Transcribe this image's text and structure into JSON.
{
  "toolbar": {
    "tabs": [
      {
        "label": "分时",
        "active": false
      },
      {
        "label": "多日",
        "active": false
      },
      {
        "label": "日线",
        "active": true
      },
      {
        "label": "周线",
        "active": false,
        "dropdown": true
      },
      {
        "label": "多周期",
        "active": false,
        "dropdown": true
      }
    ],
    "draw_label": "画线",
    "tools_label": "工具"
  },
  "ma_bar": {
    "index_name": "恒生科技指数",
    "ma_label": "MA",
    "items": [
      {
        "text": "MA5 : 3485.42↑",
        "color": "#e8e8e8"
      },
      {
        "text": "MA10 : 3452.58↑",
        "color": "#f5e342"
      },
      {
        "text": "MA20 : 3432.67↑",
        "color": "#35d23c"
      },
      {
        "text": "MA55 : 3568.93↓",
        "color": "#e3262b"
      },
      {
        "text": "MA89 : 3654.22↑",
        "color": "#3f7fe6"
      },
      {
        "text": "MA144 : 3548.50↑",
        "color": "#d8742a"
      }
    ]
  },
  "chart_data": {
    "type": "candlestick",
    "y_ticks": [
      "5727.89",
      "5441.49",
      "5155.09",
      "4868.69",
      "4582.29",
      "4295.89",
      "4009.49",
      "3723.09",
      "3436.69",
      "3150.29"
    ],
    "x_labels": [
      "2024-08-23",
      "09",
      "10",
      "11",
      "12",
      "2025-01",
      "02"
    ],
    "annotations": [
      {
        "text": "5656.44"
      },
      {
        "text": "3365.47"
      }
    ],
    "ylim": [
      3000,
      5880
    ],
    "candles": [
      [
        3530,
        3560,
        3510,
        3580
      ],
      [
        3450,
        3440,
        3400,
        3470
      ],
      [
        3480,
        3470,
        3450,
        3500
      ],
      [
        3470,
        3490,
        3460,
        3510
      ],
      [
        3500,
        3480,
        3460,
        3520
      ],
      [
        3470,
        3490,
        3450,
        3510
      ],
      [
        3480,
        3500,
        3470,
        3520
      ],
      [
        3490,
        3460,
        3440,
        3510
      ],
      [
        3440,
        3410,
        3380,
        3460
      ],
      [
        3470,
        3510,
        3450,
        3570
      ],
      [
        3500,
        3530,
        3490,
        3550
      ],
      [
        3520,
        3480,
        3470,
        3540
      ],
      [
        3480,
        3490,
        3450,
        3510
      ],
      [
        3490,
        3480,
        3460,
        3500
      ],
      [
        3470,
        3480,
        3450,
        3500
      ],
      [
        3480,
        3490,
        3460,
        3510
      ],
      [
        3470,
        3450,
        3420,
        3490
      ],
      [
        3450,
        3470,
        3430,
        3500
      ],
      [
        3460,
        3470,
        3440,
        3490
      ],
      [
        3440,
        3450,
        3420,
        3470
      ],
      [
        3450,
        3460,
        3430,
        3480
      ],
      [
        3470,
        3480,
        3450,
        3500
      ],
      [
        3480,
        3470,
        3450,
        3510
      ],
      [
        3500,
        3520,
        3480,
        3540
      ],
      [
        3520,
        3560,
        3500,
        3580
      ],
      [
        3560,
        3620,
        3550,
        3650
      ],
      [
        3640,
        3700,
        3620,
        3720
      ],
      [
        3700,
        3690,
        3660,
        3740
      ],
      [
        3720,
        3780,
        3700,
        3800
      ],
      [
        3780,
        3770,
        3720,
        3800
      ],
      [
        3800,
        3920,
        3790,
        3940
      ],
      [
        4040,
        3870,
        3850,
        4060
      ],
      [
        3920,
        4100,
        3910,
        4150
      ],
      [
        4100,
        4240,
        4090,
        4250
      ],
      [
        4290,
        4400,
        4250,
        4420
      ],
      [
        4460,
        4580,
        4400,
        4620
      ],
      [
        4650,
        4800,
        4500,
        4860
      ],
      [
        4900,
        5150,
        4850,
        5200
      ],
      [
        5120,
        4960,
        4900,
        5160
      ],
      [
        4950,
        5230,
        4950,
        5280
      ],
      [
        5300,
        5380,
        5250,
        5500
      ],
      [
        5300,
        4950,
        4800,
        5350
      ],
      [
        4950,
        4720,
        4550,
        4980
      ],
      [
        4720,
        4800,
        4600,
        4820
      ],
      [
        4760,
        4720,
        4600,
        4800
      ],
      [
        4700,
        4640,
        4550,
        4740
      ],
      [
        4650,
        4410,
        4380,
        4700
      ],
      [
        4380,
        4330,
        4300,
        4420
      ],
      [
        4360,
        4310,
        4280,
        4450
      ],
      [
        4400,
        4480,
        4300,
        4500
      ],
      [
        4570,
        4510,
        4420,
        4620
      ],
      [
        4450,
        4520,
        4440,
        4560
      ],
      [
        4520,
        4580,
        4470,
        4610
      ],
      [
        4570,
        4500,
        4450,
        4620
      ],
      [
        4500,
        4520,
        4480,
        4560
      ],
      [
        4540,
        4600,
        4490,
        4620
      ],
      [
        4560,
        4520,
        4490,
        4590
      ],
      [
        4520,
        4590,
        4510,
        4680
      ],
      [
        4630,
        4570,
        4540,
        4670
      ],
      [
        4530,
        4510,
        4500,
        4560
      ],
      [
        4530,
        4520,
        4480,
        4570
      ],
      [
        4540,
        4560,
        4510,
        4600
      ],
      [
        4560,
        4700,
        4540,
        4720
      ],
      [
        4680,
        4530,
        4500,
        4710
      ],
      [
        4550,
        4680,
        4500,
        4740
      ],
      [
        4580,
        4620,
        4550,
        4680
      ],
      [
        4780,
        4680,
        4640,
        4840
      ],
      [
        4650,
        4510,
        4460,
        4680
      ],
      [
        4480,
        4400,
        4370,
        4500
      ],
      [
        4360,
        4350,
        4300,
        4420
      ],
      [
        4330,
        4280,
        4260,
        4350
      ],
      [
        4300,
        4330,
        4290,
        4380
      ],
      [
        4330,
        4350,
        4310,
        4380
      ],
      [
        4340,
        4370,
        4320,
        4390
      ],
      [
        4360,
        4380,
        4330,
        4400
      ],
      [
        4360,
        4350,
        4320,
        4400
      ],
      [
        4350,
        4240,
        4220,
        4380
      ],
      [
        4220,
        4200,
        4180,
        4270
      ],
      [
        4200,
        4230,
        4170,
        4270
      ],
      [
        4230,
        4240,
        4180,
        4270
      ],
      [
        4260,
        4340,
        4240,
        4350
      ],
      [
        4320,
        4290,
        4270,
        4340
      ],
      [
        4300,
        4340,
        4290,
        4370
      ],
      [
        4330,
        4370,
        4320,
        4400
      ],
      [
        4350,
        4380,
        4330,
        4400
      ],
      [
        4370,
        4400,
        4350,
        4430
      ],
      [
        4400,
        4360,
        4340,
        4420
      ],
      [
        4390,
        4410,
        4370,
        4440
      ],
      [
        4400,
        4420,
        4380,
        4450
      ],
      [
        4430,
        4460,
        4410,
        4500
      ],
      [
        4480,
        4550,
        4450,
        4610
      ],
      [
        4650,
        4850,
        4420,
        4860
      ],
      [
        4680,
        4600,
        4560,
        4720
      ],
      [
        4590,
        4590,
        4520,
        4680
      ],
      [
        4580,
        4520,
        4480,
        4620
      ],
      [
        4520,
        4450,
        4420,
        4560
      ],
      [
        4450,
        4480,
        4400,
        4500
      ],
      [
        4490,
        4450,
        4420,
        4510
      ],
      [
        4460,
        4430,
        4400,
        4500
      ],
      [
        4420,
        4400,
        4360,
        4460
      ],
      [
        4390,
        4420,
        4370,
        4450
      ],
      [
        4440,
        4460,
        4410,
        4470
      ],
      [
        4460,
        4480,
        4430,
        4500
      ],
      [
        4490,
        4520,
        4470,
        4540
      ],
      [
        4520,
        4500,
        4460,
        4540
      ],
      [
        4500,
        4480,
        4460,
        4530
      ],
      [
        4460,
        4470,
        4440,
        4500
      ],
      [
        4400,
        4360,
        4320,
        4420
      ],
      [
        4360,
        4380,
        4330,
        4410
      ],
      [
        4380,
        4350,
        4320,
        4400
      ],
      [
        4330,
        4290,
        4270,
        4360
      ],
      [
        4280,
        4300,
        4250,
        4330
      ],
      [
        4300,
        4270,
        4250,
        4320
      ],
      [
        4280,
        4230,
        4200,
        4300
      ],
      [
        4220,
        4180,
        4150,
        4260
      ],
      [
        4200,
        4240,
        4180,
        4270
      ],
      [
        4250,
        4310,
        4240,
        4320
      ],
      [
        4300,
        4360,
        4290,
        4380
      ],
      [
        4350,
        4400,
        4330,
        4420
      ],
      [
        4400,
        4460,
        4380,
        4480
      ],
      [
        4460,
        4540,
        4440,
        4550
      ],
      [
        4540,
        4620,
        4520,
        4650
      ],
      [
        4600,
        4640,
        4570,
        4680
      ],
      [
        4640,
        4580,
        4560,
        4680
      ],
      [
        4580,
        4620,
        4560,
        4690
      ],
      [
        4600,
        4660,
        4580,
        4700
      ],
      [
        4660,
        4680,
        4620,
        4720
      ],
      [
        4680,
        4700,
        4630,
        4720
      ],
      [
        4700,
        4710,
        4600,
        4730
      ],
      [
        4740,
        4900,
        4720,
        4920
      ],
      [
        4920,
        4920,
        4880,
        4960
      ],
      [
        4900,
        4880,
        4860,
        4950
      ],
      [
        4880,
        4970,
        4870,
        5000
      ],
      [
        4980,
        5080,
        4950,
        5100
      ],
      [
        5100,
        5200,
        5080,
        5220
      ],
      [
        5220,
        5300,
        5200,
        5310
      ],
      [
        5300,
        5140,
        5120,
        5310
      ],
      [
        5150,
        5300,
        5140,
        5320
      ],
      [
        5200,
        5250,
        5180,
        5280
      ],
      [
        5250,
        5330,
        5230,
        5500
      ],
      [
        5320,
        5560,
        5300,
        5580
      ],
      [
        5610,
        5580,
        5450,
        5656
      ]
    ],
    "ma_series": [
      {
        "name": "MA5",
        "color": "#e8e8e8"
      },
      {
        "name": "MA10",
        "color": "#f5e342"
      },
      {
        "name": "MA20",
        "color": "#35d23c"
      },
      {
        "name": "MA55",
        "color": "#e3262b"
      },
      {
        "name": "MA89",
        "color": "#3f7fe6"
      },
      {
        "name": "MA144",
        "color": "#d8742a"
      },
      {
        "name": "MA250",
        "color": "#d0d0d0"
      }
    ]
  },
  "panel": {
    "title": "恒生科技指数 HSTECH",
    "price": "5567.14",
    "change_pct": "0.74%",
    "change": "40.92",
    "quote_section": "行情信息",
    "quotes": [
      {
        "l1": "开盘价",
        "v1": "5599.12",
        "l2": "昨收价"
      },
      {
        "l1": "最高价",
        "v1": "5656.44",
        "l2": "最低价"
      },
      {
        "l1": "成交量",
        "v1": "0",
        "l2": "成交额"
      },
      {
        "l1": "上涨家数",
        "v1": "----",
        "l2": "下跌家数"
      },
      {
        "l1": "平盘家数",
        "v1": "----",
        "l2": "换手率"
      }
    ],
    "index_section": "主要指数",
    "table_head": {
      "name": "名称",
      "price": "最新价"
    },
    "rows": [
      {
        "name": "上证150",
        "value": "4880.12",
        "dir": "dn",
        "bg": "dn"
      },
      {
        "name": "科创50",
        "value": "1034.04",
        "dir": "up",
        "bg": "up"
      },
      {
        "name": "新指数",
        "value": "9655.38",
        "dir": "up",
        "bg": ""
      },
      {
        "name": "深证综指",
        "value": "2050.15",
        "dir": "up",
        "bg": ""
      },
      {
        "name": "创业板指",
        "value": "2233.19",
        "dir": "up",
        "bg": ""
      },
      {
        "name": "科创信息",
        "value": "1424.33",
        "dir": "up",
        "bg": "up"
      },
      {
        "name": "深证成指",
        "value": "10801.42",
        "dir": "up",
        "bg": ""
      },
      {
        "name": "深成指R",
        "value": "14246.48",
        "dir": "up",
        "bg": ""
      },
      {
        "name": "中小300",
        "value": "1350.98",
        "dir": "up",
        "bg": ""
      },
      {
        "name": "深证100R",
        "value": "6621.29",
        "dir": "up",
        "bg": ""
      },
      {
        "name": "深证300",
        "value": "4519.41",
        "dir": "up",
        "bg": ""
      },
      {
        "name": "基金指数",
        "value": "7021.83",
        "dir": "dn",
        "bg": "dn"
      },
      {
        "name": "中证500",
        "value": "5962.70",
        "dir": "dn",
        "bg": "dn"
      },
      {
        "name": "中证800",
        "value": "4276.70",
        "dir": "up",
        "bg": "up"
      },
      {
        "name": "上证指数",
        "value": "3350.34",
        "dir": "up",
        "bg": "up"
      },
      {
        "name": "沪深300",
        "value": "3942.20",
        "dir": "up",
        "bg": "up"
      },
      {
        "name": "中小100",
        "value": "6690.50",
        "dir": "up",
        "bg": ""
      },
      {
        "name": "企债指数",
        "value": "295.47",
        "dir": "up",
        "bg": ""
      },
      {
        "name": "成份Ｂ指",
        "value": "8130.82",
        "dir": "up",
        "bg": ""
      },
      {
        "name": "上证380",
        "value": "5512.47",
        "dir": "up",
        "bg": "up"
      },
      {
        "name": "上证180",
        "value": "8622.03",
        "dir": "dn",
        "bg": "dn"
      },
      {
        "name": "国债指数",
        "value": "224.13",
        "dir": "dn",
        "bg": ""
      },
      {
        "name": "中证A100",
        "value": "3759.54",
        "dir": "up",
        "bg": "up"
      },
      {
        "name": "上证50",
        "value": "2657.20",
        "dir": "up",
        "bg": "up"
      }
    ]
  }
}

- - - -

What is the number of lines in this material that hold the string "恒生科技指数"? Answer with that number only.

• [Solution below]
2